* PASSAGE TO READ *
# # # # #

In operation, reservoir fluid enters the casing 1, via inlet 2, where hydrocarbons and water segregate, with lower density hydrocarbon such as oil 18 rising and higher density water 17 falling. Injection of displacement fluid 6 into the tube 4, by means of pump 7, forces accumulated water 17 from the tube 4 into the disposal zone via outlets 8 and 3. Withdrawal of displacement fluid 6 draws reservoir fluid into the casing 1, via inlet 2, and segregated water 17 from the casing into the tube 4 via the inlet 11. The one-way valve 12 prevents egress of water from the tube 4 during the injection phase of the cycle, and check valve 9 prevents return of water from the disposal zone. The rate at which water can be pumped from tube 4 to the disposal zone is limited to the inflow rate that allows segregation of hydrocarbons 18 and water 17 in the casing 1. This arrangement reduces or eliminates the production of water to the surface, thereby reducing the cost of treating.
It will be noted that the displacement fluid 6 is in contact with water 15 which due to a density difference remains separate from and below the displacement fluid 6 and defines a water-fluid interface 16 which falls and rises with the injection and withdrawal, respectively, of displacement fluid. The quantity of displacement fluid 6 injected and withdrawn from the tube 4 is selected such that the water-fluid interface 16 remains within the tube 4.
In this embodiment hydrocarbons 18 can be produced at outlet 10 using reservoir pressure. If reservoir pressure is not sufficient for hydrocarbon flow from outlet 10, a conventional pump may be added utilizing a second tubing string 19 inserted into the casing 1.
FIG. 2 illustrates an embodiment to provide water coning control. This embodiment includes two sets of perforations 21 and 22 separated by packing 23. The lower perforation 22 is placed below the cone-shaped oil-water interface 24 created by the flow of fluid into the upper perforation 21. Operation is similar to that of FIG. 1 in that it involves the cyclical injection of displacement fluid 26 into and withdrawal from the tubing 27. Operation differs from that of FIG. 1 in that separation of oil and water occurs in the reservoir rather than in the casing 28. Hence, only water is produced through the lower set of perforations which is reinjected into the disposal zone via outlets 29 and 30 when displacement fluid 26 is injected. This arrangement reduces the water coning effect which might otherwise extend to a higher level shown as 25.

# # # # #

* MATERIAL SHOWN *
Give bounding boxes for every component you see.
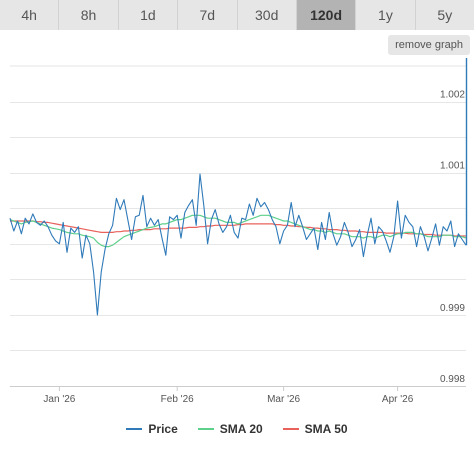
- remove-graph-button[interactable]: remove graph: [388, 35, 470, 55]
- tab-4h[interactable]: 4h: [0, 0, 60, 30]
- chart-legend: Price SMA 20 SMA 50: [0, 420, 474, 438]
- tab-30d[interactable]: 30d: [237, 0, 297, 30]
- tab-5y[interactable]: 5y: [415, 0, 474, 30]
- price-line: [9, 173, 467, 316]
- tab-1d[interactable]: 1d: [118, 0, 179, 30]
- y-tick-label: 0.998: [440, 374, 465, 385]
- legend-label-sma-50: SMA 50: [304, 422, 348, 436]
- price-chart: 1.002 1.001 0.999 0.998 Jan '26 Feb '26 Mar '…: [9, 58, 468, 405]
- tab-1y[interactable]: 1y: [356, 0, 416, 30]
- y-tick-label: 1.001: [440, 161, 465, 172]
- series-lines: [9, 58, 468, 316]
- legend-item-sma-50[interactable]: SMA 50: [282, 420, 348, 438]
- legend-item-sma-20[interactable]: SMA 20: [197, 420, 263, 438]
- tab-7d[interactable]: 7d: [178, 0, 238, 30]
- x-axis: Jan '26 Feb '26 Mar '26 Apr '26: [10, 386, 466, 405]
- tab-120d[interactable]: 120d: [296, 0, 357, 30]
- time-range-tabs: 4h 8h 1d 7d 30d 120d 1y 5y: [0, 0, 474, 30]
- y-tick-label: 1.002: [440, 90, 465, 101]
- legend-swatch-sma-20: [197, 428, 214, 430]
- legend-swatch-sma-50: [282, 428, 299, 430]
- x-tick-label: Feb '26: [161, 394, 194, 405]
- x-tick-label: Jan '26: [43, 394, 75, 405]
- tab-8h[interactable]: 8h: [59, 0, 119, 30]
- sma-50-line: [10, 220, 466, 237]
- legend-label-sma-20: SMA 20: [219, 422, 263, 436]
- legend-item-price[interactable]: Price: [126, 420, 178, 438]
- legend-swatch-price: [126, 428, 143, 430]
- x-tick-label: Apr '26: [382, 394, 414, 405]
- y-tick-label: 0.999: [440, 303, 465, 314]
- legend-label-price: Price: [148, 422, 178, 436]
- y-axis-ticks: 1.002 1.001 0.999 0.998: [440, 90, 465, 385]
- x-tick-label: Mar '26: [267, 394, 300, 405]
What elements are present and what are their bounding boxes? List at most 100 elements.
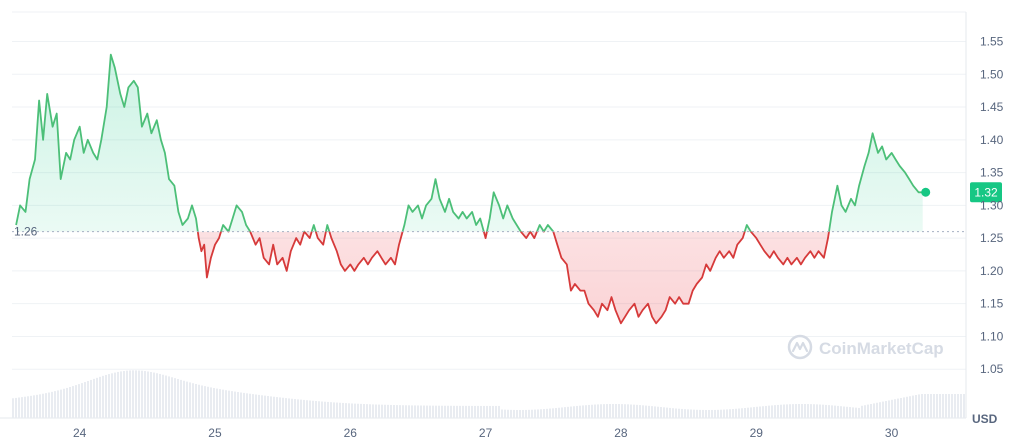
y-tick-label: 1.30	[980, 198, 1004, 212]
volume-bar	[132, 370, 134, 418]
volume-bar	[90, 379, 92, 418]
volume-bars	[12, 370, 965, 418]
volume-bar	[561, 407, 563, 418]
volume-bar	[759, 406, 761, 418]
volume-bar	[618, 404, 620, 418]
volume-bar	[711, 409, 713, 418]
volume-bar	[696, 409, 698, 418]
volume-bar	[750, 407, 752, 418]
volume-bar	[135, 370, 137, 418]
volume-bar	[147, 371, 149, 418]
volume-bar	[198, 384, 200, 418]
volume-bar	[12, 398, 14, 418]
volume-bar	[540, 409, 542, 418]
volume-bar	[87, 380, 89, 418]
volume-bar	[633, 404, 635, 418]
volume-bar	[72, 386, 74, 418]
volume-bar	[912, 395, 914, 418]
volume-bar	[651, 406, 653, 418]
volume-bar	[942, 394, 944, 418]
x-tick-label: 24	[73, 426, 87, 440]
volume-bar	[609, 404, 611, 418]
volume-bar	[99, 376, 101, 418]
volume-bar	[483, 405, 485, 418]
volume-bar	[888, 400, 890, 418]
volume-bar	[69, 387, 71, 418]
volume-bar	[165, 375, 167, 418]
y-axis: 1.05 1.10 1.15 1.20 1.25 1.30 1.35 1.40 1.45 1.50…	[980, 34, 1004, 376]
volume-bar	[297, 399, 299, 418]
volume-bar	[756, 406, 758, 418]
volume-bar	[957, 394, 959, 418]
y-tick-label: 1.40	[980, 133, 1004, 147]
volume-bar	[828, 405, 830, 418]
volume-bar	[879, 402, 881, 418]
volume-bar	[48, 392, 50, 418]
volume-bar	[891, 399, 893, 418]
volume-bar	[792, 404, 794, 418]
y-tick-label: 1.35	[980, 166, 1004, 180]
volume-bar	[900, 398, 902, 418]
volume-bar	[339, 402, 341, 418]
price-line	[15, 53, 923, 325]
volume-bar	[597, 404, 599, 418]
volume-bar	[927, 394, 929, 418]
volume-bar	[201, 385, 203, 418]
volume-bar	[462, 405, 464, 418]
volume-bar	[459, 405, 461, 418]
volume-bar	[897, 398, 899, 418]
volume-bar	[813, 404, 815, 418]
volume-bar	[552, 408, 554, 418]
volume-bar	[504, 409, 506, 418]
volume-bar	[786, 404, 788, 418]
volume-bar	[444, 405, 446, 418]
volume-bar	[825, 404, 827, 418]
volume-bar	[375, 404, 377, 418]
volume-bar	[687, 409, 689, 418]
volume-bar	[471, 405, 473, 418]
volume-bar	[342, 402, 344, 418]
volume-bar	[663, 407, 665, 418]
volume-bar	[699, 409, 701, 418]
volume-bar	[807, 404, 809, 418]
volume-bar	[840, 406, 842, 418]
volume-bar	[336, 402, 338, 418]
volume-bar	[834, 405, 836, 418]
volume-bar	[489, 405, 491, 418]
volume-bar	[456, 405, 458, 418]
volume-bar	[228, 390, 230, 418]
x-tick-label: 25	[208, 426, 222, 440]
volume-bar	[237, 392, 239, 418]
volume-bar	[588, 404, 590, 418]
volume-bar	[819, 404, 821, 418]
volume-bar	[54, 391, 56, 418]
volume-bar	[96, 377, 98, 418]
volume-bar	[507, 409, 509, 418]
volume-bar	[30, 395, 32, 418]
volume-bar	[18, 397, 20, 418]
volume-bar	[240, 392, 242, 418]
volume-bar	[63, 388, 65, 418]
volume-bar	[183, 380, 185, 418]
volume-bar	[447, 405, 449, 418]
volume-bar	[276, 397, 278, 418]
price-area	[16, 54, 923, 324]
volume-bar	[939, 394, 941, 418]
volume-bar	[780, 404, 782, 418]
volume-bar	[306, 400, 308, 418]
volume-bar	[894, 399, 896, 418]
volume-bar	[582, 405, 584, 418]
volume-bar	[129, 370, 131, 418]
volume-bar	[747, 407, 749, 418]
volume-bar	[930, 394, 932, 418]
volume-bar	[693, 409, 695, 418]
volume-bar	[387, 404, 389, 418]
volume-bar	[33, 395, 35, 418]
volume-bar	[867, 404, 869, 418]
volume-bar	[102, 375, 104, 418]
volume-bar	[231, 391, 233, 418]
volume-bar	[399, 405, 401, 418]
volume-bar	[477, 405, 479, 418]
volume-bar	[645, 405, 647, 418]
volume-bar	[924, 394, 926, 418]
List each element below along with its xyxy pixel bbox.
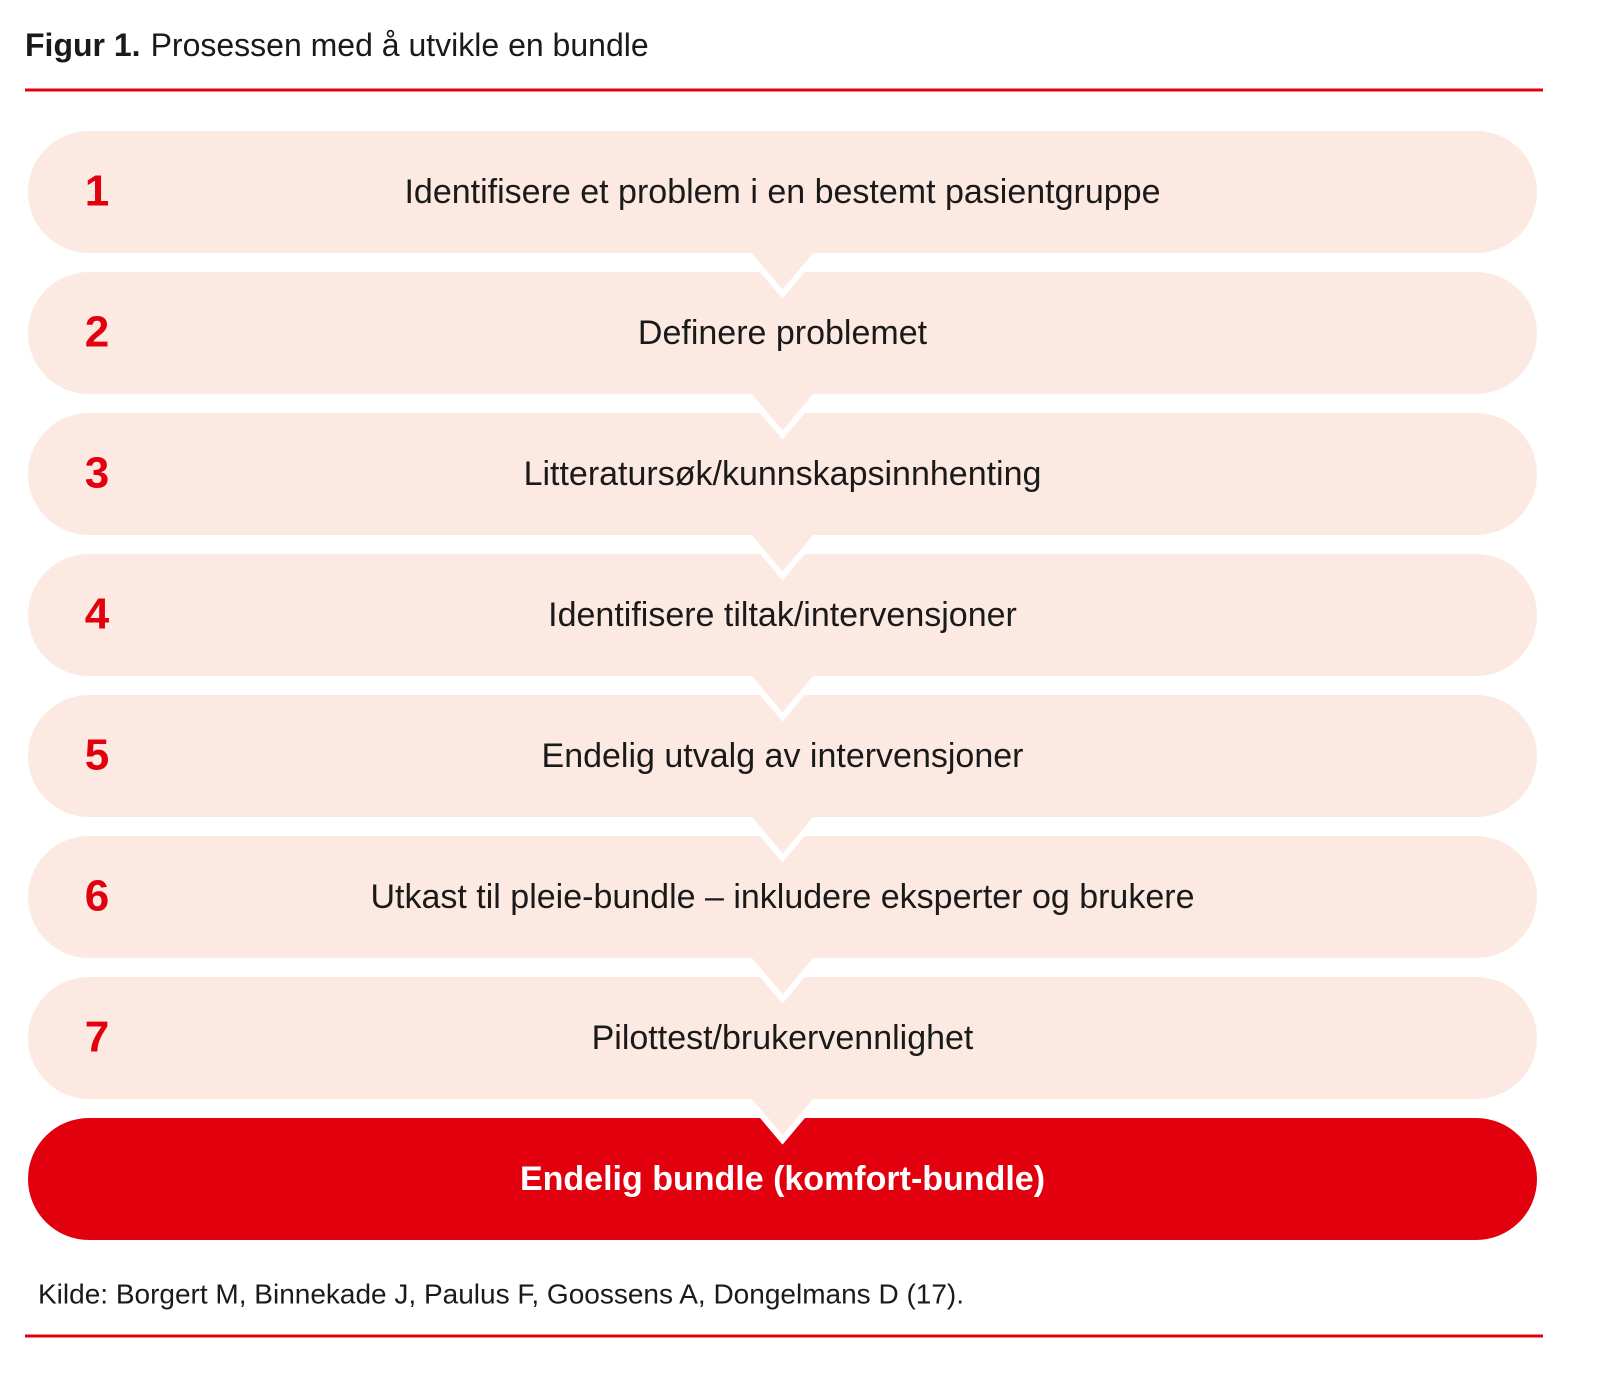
step-number: 4: [85, 590, 110, 639]
step-text: Litteratursøk/kunnskapsinnhenting: [524, 455, 1042, 493]
step-text: Definere problemet: [638, 314, 928, 352]
step-text: Utkast til pleie-bundle – inkludere eksp…: [370, 878, 1194, 916]
step-box: [22, 830, 1543, 1004]
final-text: Endelig bundle (komfort-bundle): [520, 1160, 1045, 1198]
step-number: 5: [85, 731, 109, 780]
step-box: [22, 125, 1543, 299]
step-box: [22, 548, 1543, 722]
step-number: 1: [85, 167, 109, 216]
step-number: 6: [85, 872, 109, 921]
figure-title: Prosessen med å utvikle en bundle: [151, 27, 649, 63]
step-box: [22, 407, 1543, 581]
step-number: 3: [85, 449, 109, 498]
step-box: [22, 266, 1543, 440]
figure-label: Figur 1.: [25, 27, 141, 63]
step-text: Identifisere tiltak/intervensjoner: [548, 596, 1017, 634]
step-text: Identifisere et problem i en bestemt pas…: [404, 173, 1160, 211]
step-text: Endelig utvalg av intervensjoner: [542, 737, 1024, 775]
step-box: [22, 971, 1543, 1145]
figure-header: Figur 1. Prosessen med å utvikle en bundl…: [25, 27, 649, 63]
step-box: [22, 689, 1543, 863]
step-text: Pilottest/brukervennlighet: [592, 1019, 974, 1057]
final-box: [22, 1112, 1543, 1246]
flow: Endelig bundle (komfort-bundle) 7 Pilottes…: [22, 125, 1543, 1246]
step-number: 7: [85, 1013, 109, 1062]
step-number: 2: [85, 308, 109, 357]
source: Kilde: Borgert M, Binnekade J, Paulus F,…: [38, 1278, 964, 1309]
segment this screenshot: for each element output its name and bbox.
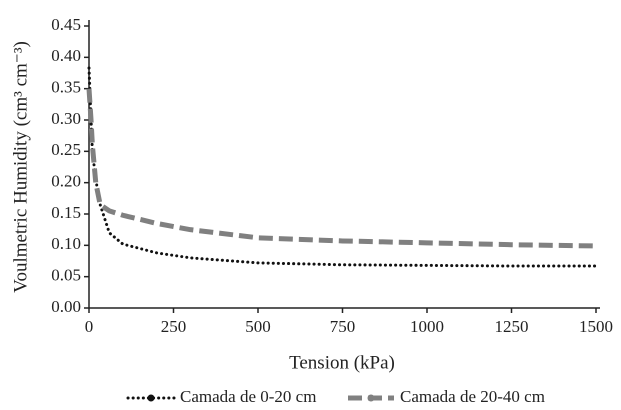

# # # # #

* WHAT TO WORK ON *
Answer these questions from the downhole water separation passage above.
(a) Which component prevents water from returning from the disposal zone?
(b) What may be added if reservoir pressure is not enough for hydrocarbons to flow from outlet 10?
(c) In the FIG. 2 embodiment, where do oil and water separate?

* COMPLETE ANSWER *
(a) Check valve 9.
(b) A conventional pump, using a second tubing string 19 inserted into the casing 1.
(c) In the reservoir, rather than in the casing 28.